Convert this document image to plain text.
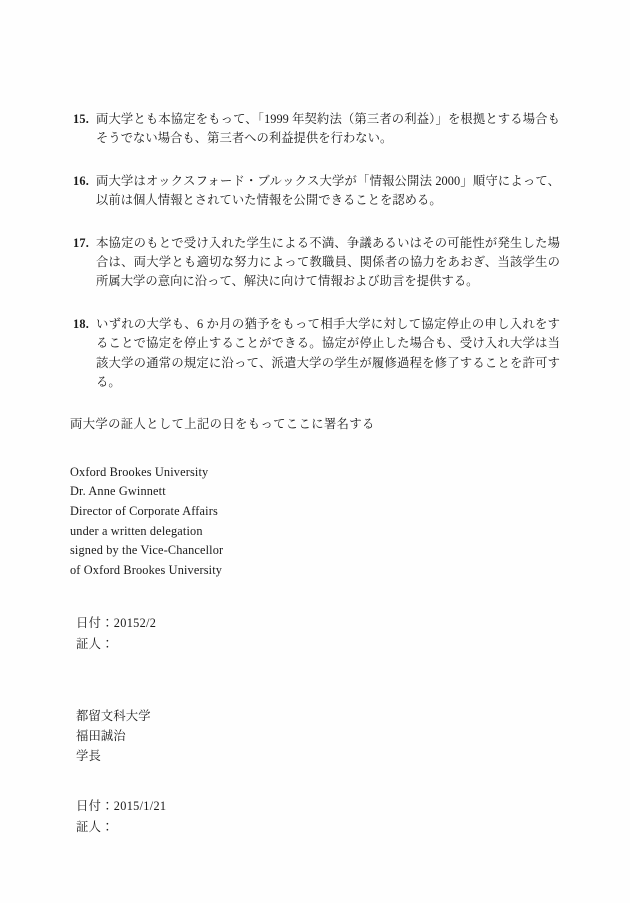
15. 両大学とも本協定をもって、「1999 年契約法（第三者の利益）」を根拠とする場合もそうでない場合も、第三者への利益提供を行わない。

16. 両大学はオックスフォード・ブルックス大学が「情報公開法 2000」順守によって、以前は個人情報とされていた情報を公開できることを認める。

17. 本協定のもとで受け入れた学生による不満、争議あるいはその可能性が発生した場合は、両大学とも適切な努力によって教職員、関係者の協力をあおぎ、当該学生の所属大学の意向に沿って、解決に向けて情報および助言を提供する。

18. いずれの大学も、6 か月の猶予をもって相手大学に対して協定停止の申し入れをすることで協定を停止することができる。協定が停止した場合も、受け入れ大学は当該大学の通常の規定に沿って、派遣大学の学生が履修過程を修了することを許可する。

両大学の証人として上記の日をもってここに署名する

Oxford Brookes University
Dr. Anne Gwinnett
Director of Corporate Affairs
under a written delegation
signed by the Vice-Chancellor
of Oxford Brookes University
日付：20152/2
証人：
都留文科大学
福田誠治
学長
日付：2015/1/21
証人：
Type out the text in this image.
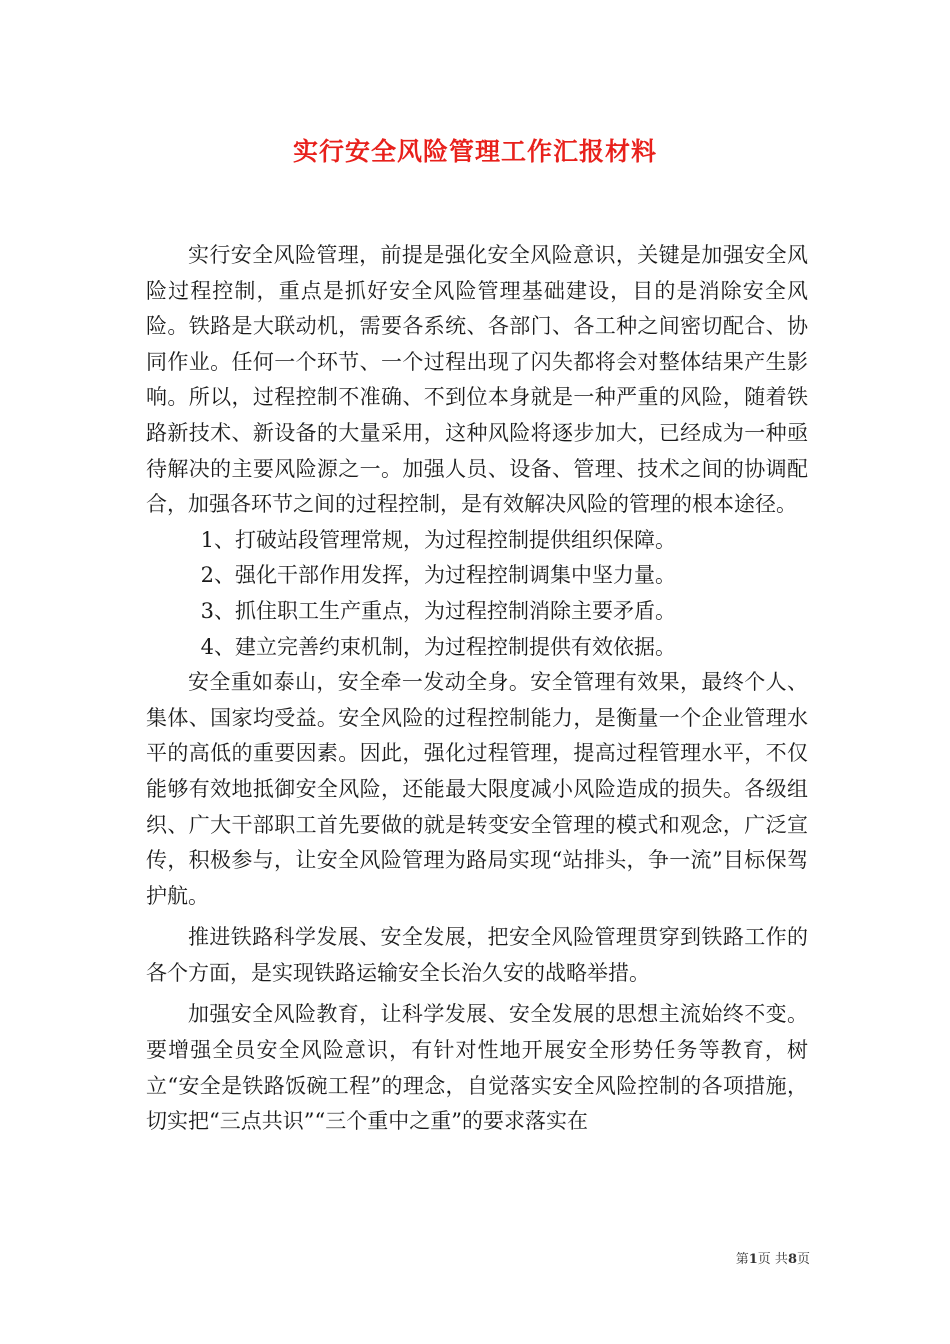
实行安全风险管理工作汇报材料

实行安全风险管理，前提是强化安全风险意识，关键是加强安全风险过程控制，重点是抓好安全风险管理基础建设，目的是消除安全风险。铁路是大联动机，需要各系统、各部门、各工种之间密切配合、协同作业。任何一个环节、一个过程出现了闪失都将会对整体结果产生影响。所以，过程控制不准确、不到位本身就是一种严重的风险，随着铁路新技术、新设备的大量采用，这种风险将逐步加大，已经成为一种亟待解决的主要风险源之一。加强人员、设备、管理、技术之间的协调配合，加强各环节之间的过程控制，是有效解决风险的管理的根本途径。

1、打破站段管理常规，为过程控制提供组织保障。

2、强化干部作用发挥，为过程控制调集中坚力量。

3、抓住职工生产重点，为过程控制消除主要矛盾。

4、建立完善约束机制，为过程控制提供有效依据。

安全重如泰山，安全牵一发动全身。安全管理有效果，最终个人、集体、国家均受益。安全风险的过程控制能力，是衡量一个企业管理水平的高低的重要因素。因此，强化过程管理，提高过程管理水平，不仅能够有效地抵御安全风险，还能最大限度减小风险造成的损失。各级组织、广大干部职工首先要做的就是转变安全管理的模式和观念，广泛宣传，积极参与，让安全风险管理为路局实现“站排头，争一流”目标保驾护航。

推进铁路科学发展、安全发展，把安全风险管理贯穿到铁路工作的各个方面，是实现铁路运输安全长治久安的战略举措。

加强安全风险教育，让科学发展、安全发展的思想主流始终不变。要增强全员安全风险意识，有针对性地开展安全形势任务等教育，树立“安全是铁路饭碗工程”的理念，自觉落实安全风险控制的各项措施，切实把“三点共识”“三个重中之重”的要求落实在

第1页 共8页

☆ ☆ ☆ ☆

# Requirement
Every record above should be written out again without change, except that the pictures are left out.

# Solution for this exercise
Convert this document image to plain text.
15. 両大学とも本協定をもって、「1999 年契約法（第三者の利益）」を根拠とする場合もそうでない場合も、第三者への利益提供を行わない。

16. 両大学はオックスフォード・ブルックス大学が「情報公開法 2000」順守によって、以前は個人情報とされていた情報を公開できることを認める。

17. 本協定のもとで受け入れた学生による不満、争議あるいはその可能性が発生した場合は、両大学とも適切な努力によって教職員、関係者の協力をあおぎ、当該学生の所属大学の意向に沿って、解決に向けて情報および助言を提供する。

18. いずれの大学も、6 か月の猶予をもって相手大学に対して協定停止の申し入れをすることで協定を停止することができる。協定が停止した場合も、受け入れ大学は当該大学の通常の規定に沿って、派遣大学の学生が履修過程を修了することを許可する。

両大学の証人として上記の日をもってここに署名する

Oxford Brookes University
Dr. Anne Gwinnett
Director of Corporate Affairs
under a written delegation
signed by the Vice-Chancellor
of Oxford Brookes University
日付：20152/2
証人：
都留文科大学
福田誠治
学長
日付：2015/1/21
証人：
Type out the text in this image.
实行安全风险管理工作汇报材料

实行安全风险管理，前提是强化安全风险意识，关键是加强安全风险过程控制，重点是抓好安全风险管理基础建设，目的是消除安全风险。铁路是大联动机，需要各系统、各部门、各工种之间密切配合、协同作业。任何一个环节、一个过程出现了闪失都将会对整体结果产生影响。所以，过程控制不准确、不到位本身就是一种严重的风险，随着铁路新技术、新设备的大量采用，这种风险将逐步加大，已经成为一种亟待解决的主要风险源之一。加强人员、设备、管理、技术之间的协调配合，加强各环节之间的过程控制，是有效解决风险的管理的根本途径。

1、打破站段管理常规，为过程控制提供组织保障。

2、强化干部作用发挥，为过程控制调集中坚力量。

3、抓住职工生产重点，为过程控制消除主要矛盾。

4、建立完善约束机制，为过程控制提供有效依据。

安全重如泰山，安全牵一发动全身。安全管理有效果，最终个人、集体、国家均受益。安全风险的过程控制能力，是衡量一个企业管理水平的高低的重要因素。因此，强化过程管理，提高过程管理水平，不仅能够有效地抵御安全风险，还能最大限度减小风险造成的损失。各级组织、广大干部职工首先要做的就是转变安全管理的模式和观念，广泛宣传，积极参与，让安全风险管理为路局实现“站排头，争一流”目标保驾护航。

推进铁路科学发展、安全发展，把安全风险管理贯穿到铁路工作的各个方面，是实现铁路运输安全长治久安的战略举措。

加强安全风险教育，让科学发展、安全发展的思想主流始终不变。要增强全员安全风险意识，有针对性地开展安全形势任务等教育，树立“安全是铁路饭碗工程”的理念，自觉落实安全风险控制的各项措施，切实把“三点共识”“三个重中之重”的要求落实在

第1页 共8页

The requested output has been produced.